> _Information shown_:
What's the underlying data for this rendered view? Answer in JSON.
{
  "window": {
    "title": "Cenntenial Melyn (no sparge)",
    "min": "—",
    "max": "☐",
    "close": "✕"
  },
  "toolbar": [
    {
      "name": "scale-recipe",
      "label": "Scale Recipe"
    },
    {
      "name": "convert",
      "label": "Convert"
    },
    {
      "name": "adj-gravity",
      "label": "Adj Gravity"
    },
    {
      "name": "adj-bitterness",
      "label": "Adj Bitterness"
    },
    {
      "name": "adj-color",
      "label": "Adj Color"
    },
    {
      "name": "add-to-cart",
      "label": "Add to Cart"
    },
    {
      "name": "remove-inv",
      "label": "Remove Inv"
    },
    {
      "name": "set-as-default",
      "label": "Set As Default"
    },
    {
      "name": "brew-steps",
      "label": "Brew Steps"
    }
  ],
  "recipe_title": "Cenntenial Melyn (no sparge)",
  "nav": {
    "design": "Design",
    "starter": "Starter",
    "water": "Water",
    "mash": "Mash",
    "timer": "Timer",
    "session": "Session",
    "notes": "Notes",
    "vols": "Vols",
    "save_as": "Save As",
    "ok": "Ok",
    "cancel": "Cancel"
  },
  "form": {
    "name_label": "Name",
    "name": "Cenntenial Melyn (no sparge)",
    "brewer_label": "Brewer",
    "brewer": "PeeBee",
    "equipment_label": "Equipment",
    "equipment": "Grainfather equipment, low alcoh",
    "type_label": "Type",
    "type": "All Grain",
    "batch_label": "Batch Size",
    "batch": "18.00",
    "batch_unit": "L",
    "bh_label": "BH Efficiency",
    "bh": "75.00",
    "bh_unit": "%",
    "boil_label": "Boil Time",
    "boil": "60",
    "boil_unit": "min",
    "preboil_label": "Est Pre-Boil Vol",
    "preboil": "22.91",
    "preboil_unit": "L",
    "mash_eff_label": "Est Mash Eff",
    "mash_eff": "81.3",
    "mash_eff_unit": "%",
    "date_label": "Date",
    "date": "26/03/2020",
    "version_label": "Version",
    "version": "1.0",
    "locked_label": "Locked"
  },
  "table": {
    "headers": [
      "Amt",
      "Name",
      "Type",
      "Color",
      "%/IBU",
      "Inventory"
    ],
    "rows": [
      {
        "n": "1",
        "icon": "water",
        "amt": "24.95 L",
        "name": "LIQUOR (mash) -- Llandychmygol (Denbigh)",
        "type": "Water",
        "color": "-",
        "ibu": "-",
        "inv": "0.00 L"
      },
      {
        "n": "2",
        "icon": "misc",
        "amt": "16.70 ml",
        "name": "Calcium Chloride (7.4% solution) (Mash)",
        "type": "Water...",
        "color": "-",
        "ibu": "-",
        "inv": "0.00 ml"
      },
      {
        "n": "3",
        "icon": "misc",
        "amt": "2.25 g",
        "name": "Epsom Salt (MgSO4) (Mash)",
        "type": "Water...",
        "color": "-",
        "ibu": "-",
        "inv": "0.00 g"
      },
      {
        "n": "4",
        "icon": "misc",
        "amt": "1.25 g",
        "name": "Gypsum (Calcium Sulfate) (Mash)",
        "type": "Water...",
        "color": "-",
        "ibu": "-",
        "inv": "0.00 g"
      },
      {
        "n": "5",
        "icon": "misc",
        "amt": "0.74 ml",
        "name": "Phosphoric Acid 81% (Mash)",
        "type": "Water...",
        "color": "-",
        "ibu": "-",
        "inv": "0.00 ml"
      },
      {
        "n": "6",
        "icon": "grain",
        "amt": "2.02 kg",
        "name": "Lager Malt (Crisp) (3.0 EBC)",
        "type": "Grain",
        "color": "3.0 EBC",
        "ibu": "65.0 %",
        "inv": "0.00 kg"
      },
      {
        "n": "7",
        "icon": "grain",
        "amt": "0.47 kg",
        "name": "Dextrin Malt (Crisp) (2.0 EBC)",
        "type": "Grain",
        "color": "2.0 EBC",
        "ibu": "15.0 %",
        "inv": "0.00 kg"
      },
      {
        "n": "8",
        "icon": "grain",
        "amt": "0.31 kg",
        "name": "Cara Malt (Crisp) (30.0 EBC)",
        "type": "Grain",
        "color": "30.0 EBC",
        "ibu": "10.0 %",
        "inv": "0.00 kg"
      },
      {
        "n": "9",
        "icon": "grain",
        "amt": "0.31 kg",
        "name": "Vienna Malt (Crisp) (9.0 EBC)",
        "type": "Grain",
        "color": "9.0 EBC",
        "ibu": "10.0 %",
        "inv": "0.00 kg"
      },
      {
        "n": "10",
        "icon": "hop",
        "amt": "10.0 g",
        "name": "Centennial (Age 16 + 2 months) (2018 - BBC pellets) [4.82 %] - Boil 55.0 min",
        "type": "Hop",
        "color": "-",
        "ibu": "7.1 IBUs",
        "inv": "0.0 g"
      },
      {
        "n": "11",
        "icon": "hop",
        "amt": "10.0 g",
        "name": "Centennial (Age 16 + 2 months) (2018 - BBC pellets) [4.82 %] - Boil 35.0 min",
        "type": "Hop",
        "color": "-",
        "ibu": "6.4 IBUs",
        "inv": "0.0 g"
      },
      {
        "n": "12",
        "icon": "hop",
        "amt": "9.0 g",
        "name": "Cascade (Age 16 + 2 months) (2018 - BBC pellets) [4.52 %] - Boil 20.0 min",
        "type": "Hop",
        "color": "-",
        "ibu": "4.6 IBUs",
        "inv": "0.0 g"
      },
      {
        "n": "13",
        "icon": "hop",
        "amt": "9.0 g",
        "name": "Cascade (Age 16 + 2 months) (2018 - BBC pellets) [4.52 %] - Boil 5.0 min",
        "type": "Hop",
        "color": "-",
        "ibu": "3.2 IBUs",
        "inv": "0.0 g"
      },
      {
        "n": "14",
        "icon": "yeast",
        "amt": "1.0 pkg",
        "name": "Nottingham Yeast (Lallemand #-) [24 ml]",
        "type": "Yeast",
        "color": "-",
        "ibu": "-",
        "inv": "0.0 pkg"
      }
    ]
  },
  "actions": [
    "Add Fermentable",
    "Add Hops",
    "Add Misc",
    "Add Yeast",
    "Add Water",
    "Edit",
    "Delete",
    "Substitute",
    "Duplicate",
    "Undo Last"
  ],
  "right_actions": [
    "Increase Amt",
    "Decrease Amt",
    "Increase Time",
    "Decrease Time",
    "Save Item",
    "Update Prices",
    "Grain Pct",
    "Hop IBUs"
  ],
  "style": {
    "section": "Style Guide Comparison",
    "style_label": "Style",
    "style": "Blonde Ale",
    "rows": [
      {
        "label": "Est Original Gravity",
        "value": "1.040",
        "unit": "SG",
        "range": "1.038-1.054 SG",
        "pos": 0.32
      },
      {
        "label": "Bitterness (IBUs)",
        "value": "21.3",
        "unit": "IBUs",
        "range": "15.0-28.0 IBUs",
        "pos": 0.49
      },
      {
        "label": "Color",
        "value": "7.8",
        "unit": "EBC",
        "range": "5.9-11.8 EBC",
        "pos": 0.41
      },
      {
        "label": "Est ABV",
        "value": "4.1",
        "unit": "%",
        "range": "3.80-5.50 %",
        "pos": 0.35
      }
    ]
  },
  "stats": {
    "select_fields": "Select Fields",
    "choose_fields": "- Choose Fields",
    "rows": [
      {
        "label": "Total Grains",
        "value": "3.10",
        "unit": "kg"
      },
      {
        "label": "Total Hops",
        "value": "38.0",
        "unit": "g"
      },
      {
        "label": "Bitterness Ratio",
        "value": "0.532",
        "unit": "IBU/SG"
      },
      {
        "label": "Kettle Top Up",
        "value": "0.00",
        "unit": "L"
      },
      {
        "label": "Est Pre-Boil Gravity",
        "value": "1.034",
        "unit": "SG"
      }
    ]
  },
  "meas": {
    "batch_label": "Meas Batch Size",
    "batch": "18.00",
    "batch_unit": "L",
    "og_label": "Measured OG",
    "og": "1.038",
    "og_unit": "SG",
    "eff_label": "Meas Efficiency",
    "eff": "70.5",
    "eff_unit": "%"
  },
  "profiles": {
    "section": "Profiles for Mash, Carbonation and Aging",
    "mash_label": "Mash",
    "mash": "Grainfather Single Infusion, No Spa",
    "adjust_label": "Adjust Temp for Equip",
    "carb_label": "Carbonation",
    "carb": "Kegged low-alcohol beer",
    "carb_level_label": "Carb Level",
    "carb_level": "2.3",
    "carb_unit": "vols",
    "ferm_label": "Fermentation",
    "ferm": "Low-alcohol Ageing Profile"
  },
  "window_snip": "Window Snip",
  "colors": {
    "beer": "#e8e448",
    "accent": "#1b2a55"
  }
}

> _Task_: Pull out all lines in the data above that include "Centennial".

> _Result of this task_:
        "name": "Centennial (Age 16 + 2 months) (2018 - BBC pellets) [4.82 %] - Boil 55.0 min",
        "name": "Centennial (Age 16 + 2 months) (2018 - BBC pellets) [4.82 %] - Boil 35.0 min",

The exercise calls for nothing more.